Data entries for graphics
====
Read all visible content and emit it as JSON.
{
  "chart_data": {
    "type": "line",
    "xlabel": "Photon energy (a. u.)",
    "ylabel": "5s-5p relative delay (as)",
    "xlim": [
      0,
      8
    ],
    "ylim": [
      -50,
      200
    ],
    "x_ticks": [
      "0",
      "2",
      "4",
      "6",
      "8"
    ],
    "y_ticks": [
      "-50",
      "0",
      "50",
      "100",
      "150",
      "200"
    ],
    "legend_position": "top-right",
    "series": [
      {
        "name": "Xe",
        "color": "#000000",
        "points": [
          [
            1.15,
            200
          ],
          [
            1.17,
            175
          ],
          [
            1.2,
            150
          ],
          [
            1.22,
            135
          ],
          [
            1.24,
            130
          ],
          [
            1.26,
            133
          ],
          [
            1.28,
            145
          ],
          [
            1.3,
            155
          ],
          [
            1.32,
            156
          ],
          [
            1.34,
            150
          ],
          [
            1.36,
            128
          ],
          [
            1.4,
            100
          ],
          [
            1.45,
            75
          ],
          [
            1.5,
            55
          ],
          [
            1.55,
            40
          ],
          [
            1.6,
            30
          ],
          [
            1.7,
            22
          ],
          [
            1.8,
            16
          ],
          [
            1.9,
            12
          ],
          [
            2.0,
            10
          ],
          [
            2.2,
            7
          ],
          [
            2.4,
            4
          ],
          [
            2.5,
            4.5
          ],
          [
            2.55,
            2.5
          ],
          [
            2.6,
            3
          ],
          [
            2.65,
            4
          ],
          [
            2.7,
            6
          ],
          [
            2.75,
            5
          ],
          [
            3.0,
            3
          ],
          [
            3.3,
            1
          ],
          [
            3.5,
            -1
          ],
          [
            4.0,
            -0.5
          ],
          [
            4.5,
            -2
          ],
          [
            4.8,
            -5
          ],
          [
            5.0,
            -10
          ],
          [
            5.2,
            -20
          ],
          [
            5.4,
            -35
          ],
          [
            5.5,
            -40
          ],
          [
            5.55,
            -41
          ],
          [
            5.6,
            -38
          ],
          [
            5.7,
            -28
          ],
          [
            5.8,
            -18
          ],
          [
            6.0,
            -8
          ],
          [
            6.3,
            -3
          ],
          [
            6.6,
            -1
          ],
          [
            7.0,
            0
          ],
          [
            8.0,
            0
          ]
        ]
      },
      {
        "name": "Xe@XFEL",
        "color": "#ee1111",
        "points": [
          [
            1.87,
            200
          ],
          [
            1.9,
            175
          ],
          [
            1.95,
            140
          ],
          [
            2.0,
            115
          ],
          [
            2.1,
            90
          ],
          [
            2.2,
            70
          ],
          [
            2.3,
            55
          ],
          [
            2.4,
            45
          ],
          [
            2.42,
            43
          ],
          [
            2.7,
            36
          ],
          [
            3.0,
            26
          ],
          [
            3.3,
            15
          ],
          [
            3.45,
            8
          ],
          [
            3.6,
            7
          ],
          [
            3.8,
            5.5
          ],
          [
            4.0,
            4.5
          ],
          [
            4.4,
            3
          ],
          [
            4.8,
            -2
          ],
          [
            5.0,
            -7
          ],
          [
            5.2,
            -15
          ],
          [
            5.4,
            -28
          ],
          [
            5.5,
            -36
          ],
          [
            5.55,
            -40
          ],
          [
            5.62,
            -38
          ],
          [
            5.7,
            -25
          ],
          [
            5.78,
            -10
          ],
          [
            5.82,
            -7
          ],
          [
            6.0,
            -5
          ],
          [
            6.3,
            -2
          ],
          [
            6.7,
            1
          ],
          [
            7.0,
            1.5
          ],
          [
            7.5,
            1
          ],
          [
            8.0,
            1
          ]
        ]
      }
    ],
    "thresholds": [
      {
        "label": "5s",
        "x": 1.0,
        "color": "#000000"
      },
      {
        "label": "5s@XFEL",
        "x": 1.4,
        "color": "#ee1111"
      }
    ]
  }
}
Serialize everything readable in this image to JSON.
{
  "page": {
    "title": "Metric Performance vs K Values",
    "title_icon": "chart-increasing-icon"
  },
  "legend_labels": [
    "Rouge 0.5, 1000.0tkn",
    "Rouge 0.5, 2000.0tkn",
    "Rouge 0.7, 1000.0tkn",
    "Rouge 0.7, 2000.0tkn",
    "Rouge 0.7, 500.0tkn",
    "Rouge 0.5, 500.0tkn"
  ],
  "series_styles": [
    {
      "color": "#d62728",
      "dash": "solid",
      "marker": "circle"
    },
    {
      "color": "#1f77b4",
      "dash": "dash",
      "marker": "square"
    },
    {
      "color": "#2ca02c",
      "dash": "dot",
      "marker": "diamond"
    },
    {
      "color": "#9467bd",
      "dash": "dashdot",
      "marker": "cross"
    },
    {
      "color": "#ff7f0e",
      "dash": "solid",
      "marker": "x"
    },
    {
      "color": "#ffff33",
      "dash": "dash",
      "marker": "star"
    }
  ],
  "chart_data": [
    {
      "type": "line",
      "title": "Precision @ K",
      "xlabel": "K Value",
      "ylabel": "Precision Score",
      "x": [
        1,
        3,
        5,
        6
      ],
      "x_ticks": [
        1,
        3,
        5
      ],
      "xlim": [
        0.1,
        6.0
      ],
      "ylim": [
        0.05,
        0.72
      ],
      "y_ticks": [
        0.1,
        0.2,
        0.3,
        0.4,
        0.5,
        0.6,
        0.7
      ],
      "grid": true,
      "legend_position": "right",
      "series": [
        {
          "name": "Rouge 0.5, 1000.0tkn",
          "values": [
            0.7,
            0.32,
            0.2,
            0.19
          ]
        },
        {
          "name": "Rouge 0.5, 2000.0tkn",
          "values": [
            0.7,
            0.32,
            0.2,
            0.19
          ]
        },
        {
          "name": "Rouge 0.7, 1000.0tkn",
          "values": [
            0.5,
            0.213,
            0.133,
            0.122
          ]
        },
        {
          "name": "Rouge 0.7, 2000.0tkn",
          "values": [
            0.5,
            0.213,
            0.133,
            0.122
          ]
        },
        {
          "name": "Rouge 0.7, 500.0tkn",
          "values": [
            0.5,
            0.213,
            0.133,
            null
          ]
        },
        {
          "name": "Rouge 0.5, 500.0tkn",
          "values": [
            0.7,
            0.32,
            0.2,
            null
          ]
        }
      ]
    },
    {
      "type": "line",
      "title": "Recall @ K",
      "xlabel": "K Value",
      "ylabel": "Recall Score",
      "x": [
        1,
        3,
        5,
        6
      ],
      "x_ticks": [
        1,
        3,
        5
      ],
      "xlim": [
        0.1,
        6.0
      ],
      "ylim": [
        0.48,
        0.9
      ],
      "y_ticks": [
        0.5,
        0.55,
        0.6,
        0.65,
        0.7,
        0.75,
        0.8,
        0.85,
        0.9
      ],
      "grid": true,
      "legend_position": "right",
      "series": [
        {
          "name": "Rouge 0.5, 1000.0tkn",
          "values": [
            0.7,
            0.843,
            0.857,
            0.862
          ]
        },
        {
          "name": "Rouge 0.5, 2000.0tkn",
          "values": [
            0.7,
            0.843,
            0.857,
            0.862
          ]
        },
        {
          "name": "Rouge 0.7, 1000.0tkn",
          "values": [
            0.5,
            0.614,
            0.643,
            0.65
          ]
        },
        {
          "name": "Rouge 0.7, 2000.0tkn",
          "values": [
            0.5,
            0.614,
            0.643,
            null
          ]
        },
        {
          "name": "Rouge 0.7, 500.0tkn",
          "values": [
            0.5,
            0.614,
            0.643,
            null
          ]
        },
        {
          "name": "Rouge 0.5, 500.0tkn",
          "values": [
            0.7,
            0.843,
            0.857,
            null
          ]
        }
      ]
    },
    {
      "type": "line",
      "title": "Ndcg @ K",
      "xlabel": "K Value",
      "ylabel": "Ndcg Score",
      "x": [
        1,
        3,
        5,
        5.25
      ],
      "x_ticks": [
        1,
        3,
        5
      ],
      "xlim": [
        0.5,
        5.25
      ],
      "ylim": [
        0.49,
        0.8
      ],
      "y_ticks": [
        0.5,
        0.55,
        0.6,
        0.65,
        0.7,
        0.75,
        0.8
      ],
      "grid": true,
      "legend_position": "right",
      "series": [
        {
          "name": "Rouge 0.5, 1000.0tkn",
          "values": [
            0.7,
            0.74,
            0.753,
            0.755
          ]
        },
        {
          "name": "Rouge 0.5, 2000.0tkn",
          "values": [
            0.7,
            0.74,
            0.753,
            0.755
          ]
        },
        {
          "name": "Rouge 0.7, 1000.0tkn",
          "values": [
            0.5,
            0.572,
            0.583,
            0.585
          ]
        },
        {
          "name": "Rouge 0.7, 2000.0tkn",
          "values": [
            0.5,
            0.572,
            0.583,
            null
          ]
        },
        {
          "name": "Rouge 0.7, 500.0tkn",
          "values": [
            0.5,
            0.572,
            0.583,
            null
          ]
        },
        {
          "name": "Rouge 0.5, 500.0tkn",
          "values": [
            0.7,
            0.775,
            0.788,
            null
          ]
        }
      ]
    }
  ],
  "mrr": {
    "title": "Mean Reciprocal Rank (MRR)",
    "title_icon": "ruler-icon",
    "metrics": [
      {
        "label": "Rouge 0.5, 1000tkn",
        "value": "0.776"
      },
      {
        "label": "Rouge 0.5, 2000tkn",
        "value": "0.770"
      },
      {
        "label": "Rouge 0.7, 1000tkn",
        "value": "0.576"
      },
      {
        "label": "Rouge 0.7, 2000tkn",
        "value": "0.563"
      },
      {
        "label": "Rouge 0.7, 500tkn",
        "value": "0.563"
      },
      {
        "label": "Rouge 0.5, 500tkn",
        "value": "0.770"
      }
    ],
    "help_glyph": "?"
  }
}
====
## SET TASK
From the listing above, collect every line that mentions the word "ylabel".

## OUTPUT FOR THIS EXERCISE
    "ylabel": "5s-5p relative delay (as)",
      "ylabel": "Precision Score",
      "ylabel": "Recall Score",
      "ylabel": "Ndcg Score",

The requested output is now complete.